To do:
Copy each entry as it stands, leaving nothing out.
++++++
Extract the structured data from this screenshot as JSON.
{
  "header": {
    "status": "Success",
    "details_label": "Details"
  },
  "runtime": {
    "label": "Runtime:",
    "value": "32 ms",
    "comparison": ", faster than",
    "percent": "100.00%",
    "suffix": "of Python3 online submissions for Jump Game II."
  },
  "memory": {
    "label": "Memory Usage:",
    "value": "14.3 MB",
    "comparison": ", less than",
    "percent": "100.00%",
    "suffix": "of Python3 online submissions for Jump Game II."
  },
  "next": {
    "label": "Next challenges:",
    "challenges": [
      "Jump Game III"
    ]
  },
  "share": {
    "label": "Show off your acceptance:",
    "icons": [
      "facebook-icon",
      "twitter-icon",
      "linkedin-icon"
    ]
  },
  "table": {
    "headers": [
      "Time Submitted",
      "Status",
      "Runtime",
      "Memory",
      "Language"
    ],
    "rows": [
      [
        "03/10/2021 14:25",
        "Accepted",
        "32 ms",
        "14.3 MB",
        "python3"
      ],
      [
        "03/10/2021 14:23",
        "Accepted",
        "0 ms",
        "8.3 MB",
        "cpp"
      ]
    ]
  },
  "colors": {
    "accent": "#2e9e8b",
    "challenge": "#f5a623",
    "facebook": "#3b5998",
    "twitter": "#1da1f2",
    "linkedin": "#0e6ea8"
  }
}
++++++
Expected answer:
Extract the structured data from this screenshot as JSON.
{
  "header": {
    "status": "Success",
    "details_label": "Details"
  },
  "runtime": {
    "label": "Runtime:",
    "value": "32 ms",
    "comparison": ", faster than",
    "percent": "100.00%",
    "suffix": "of Python3 online submissions for Jump Game II."
  },
  "memory": {
    "label": "Memory Usage:",
    "value": "14.3 MB",
    "comparison": ", less than",
    "percent": "100.00%",
    "suffix": "of Python3 online submissions for Jump Game II."
  },
  "next": {
    "label": "Next challenges:",
    "challenges": [
      "Jump Game III"
    ]
  },
  "share": {
    "label": "Show off your acceptance:",
    "icons": [
      "facebook-icon",
      "twitter-icon",
      "linkedin-icon"
    ]
  },
  "table": {
    "headers": [
      "Time Submitted",
      "Status",
      "Runtime",
      "Memory",
      "Language"
    ],
    "rows": [
      [
        "03/10/2021 14:25",
        "Accepted",
        "32 ms",
        "14.3 MB",
        "python3"
      ],
      [
        "03/10/2021 14:23",
        "Accepted",
        "0 ms",
        "8.3 MB",
        "cpp"
      ]
    ]
  },
  "colors": {
    "accent": "#2e9e8b",
    "challenge": "#f5a623",
    "facebook": "#3b5998",
    "twitter": "#1da1f2",
    "linkedin": "#0e6ea8"
  }
}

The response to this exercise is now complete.